PROBLEM DESCRIPTION:
Set down the material below word for word, excluding the pictures.

RECORDS:
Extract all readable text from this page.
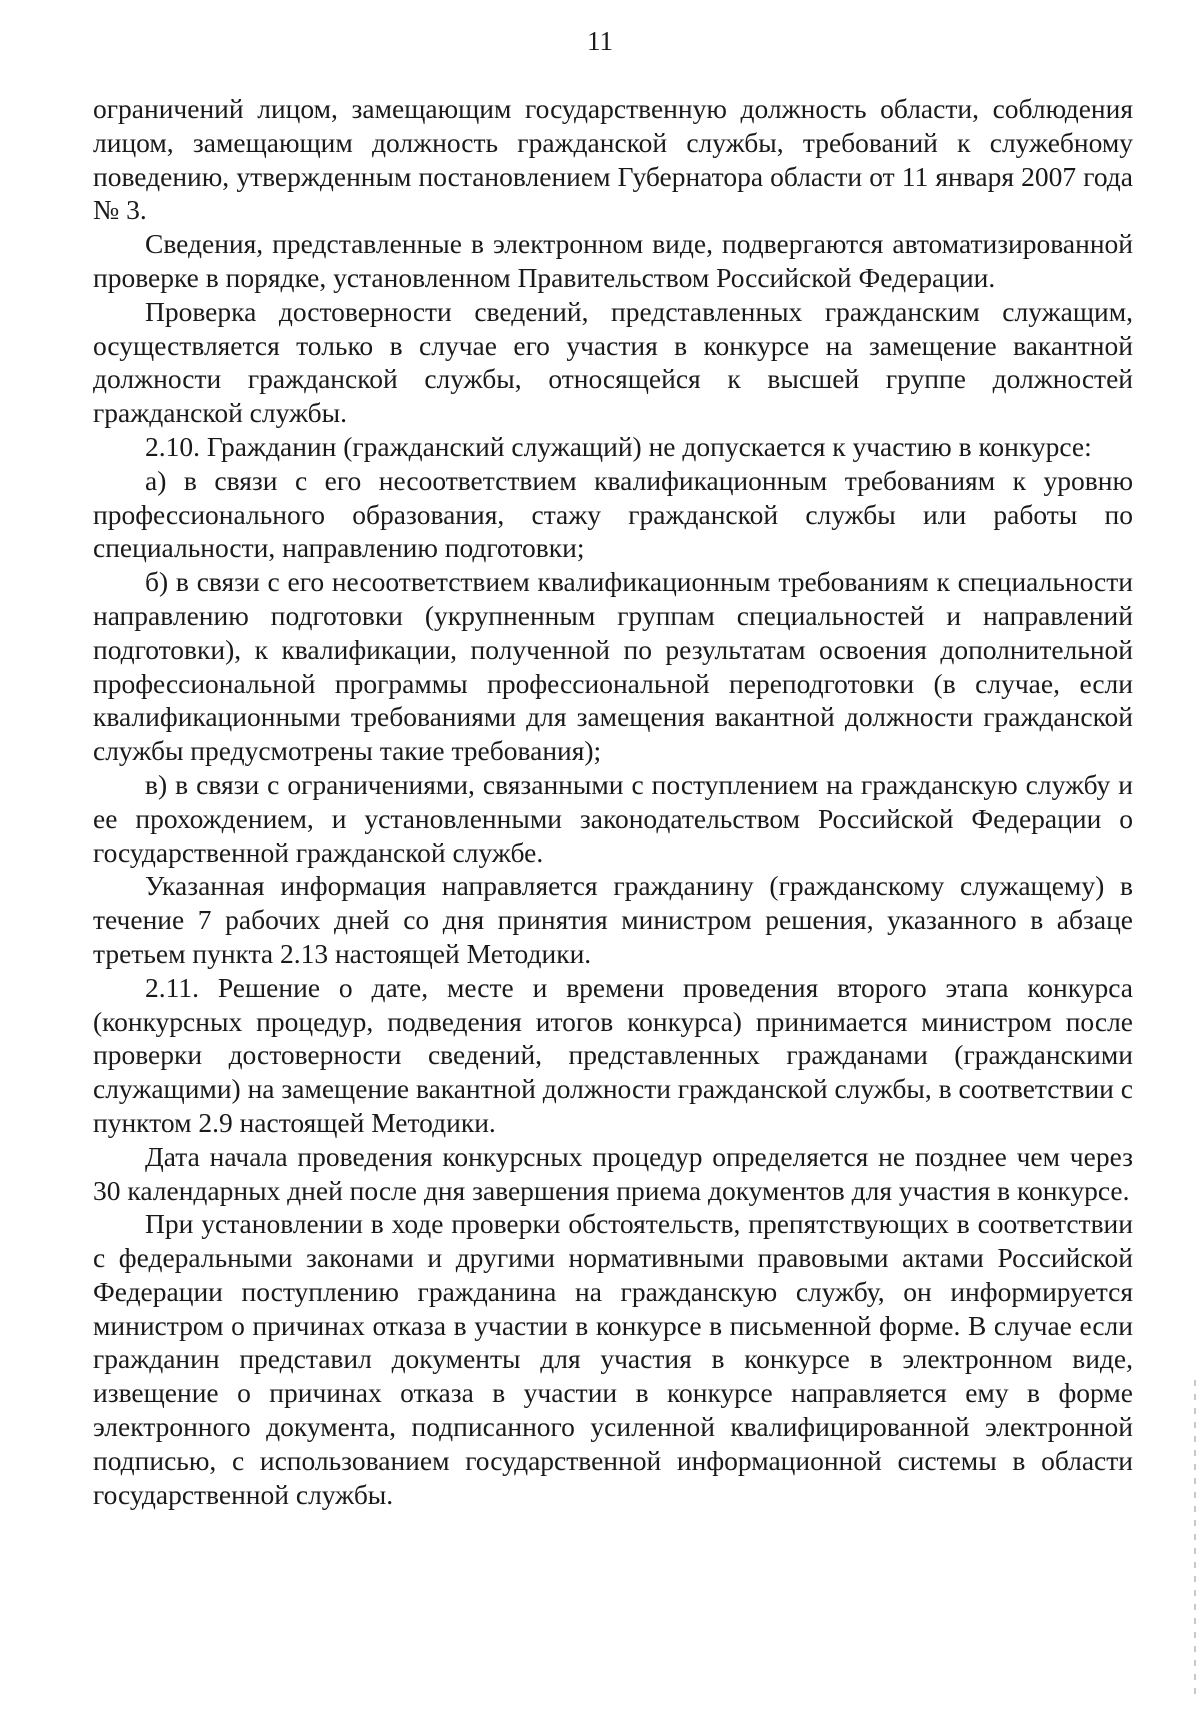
11

ограничений лицом, замещающим государственную должность области, соблюдения лицом, замещающим должность гражданской службы, требований к служебному поведению, утвержденным постановлением Губернатора области от 11 января 2007 года № 3.

Сведения, представленные в электронном виде, подвергаются автоматизированной проверке в порядке, установленном Правительством Российской Федерации.

Проверка достоверности сведений, представленных гражданским служащим, осуществляется только в случае его участия в конкурсе на замещение вакантной должности гражданской службы, относящейся к высшей группе должностей гражданской службы.

2.10. Гражданин (гражданский служащий) не допускается к участию в конкурсе:

а) в связи с его несоответствием квалификационным требованиям к уровню профессионального образования, стажу гражданской службы или работы по специальности, направлению подготовки;

б) в связи с его несоответствием квалификационным требованиям к специальности направлению подготовки (укрупненным группам специальностей и направлений подготовки), к квалификации, полученной по результатам освоения дополнительной профессиональной программы профессиональной переподготовки (в случае, если квалификационными требованиями для замещения вакантной должности гражданской службы предусмотрены такие требования);

в) в связи с ограничениями, связанными с поступлением на гражданскую службу и ее прохождением, и установленными законодательством Российской Федерации о государственной гражданской службе.

Указанная информация направляется гражданину (гражданскому служащему) в течение 7 рабочих дней со дня принятия министром решения, указанного в абзаце третьем пункта 2.13 настоящей Методики.

2.11. Решение о дате, месте и времени проведения второго этапа конкурса (конкурсных процедур, подведения итогов конкурса) принимается министром после проверки достоверности сведений, представленных гражданами (гражданскими служащими) на замещение вакантной должности гражданской службы, в соответствии с пунктом 2.9 настоящей Методики.

Дата начала проведения конкурсных процедур определяется не позднее чем через 30 календарных дней после дня завершения приема документов для участия в конкурсе.

При установлении в ходе проверки обстоятельств, препятствующих в соответствии с федеральными законами и другими нормативными правовыми актами Российской Федерации поступлению гражданина на гражданскую службу, он информируется министром о причинах отказа в участии в конкурсе в письменной форме. В случае если гражданин представил документы для участия в конкурсе в электронном виде, извещение о причинах отказа в участии в конкурсе направляется ему в форме электронного документа, подписанного усиленной квалифицированной электронной подписью, с использованием государственной информационной системы в области государственной службы.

ANSWER FOR THE TASK:
Extract all readable text from this page.
11

ограничений лицом, замещающим государственную должность области, соблюдения лицом, замещающим должность гражданской службы, требований к служебному поведению, утвержденным постановлением Губернатора области от 11 января 2007 года № 3.

Сведения, представленные в электронном виде, подвергаются автоматизированной проверке в порядке, установленном Правительством Российской Федерации.

Проверка достоверности сведений, представленных гражданским служащим, осуществляется только в случае его участия в конкурсе на замещение вакантной должности гражданской службы, относящейся к высшей группе должностей гражданской службы.

2.10. Гражданин (гражданский служащий) не допускается к участию в конкурсе:

а) в связи с его несоответствием квалификационным требованиям к уровню профессионального образования, стажу гражданской службы или работы по специальности, направлению подготовки;

б) в связи с его несоответствием квалификационным требованиям к специальности направлению подготовки (укрупненным группам специальностей и направлений подготовки), к квалификации, полученной по результатам освоения дополнительной профессиональной программы профессиональной переподготовки (в случае, если квалификационными требованиями для замещения вакантной должности гражданской службы предусмотрены такие требования);

в) в связи с ограничениями, связанными с поступлением на гражданскую службу и ее прохождением, и установленными законодательством Российской Федерации о государственной гражданской службе.

Указанная информация направляется гражданину (гражданскому служащему) в течение 7 рабочих дней со дня принятия министром решения, указанного в абзаце третьем пункта 2.13 настоящей Методики.

2.11. Решение о дате, месте и времени проведения второго этапа конкурса (конкурсных процедур, подведения итогов конкурса) принимается министром после проверки достоверности сведений, представленных гражданами (гражданскими служащими) на замещение вакантной должности гражданской службы, в соответствии с пунктом 2.9 настоящей Методики.

Дата начала проведения конкурсных процедур определяется не позднее чем через 30 календарных дней после дня завершения приема документов для участия в конкурсе.

При установлении в ходе проверки обстоятельств, препятствующих в соответствии с федеральными законами и другими нормативными правовыми актами Российской Федерации поступлению гражданина на гражданскую службу, он информируется министром о причинах отказа в участии в конкурсе в письменной форме. В случае если гражданин представил документы для участия в конкурсе в электронном виде, извещение о причинах отказа в участии в конкурсе направляется ему в форме электронного документа, подписанного усиленной квалифицированной электронной подписью, с использованием государственной информационной системы в области государственной службы.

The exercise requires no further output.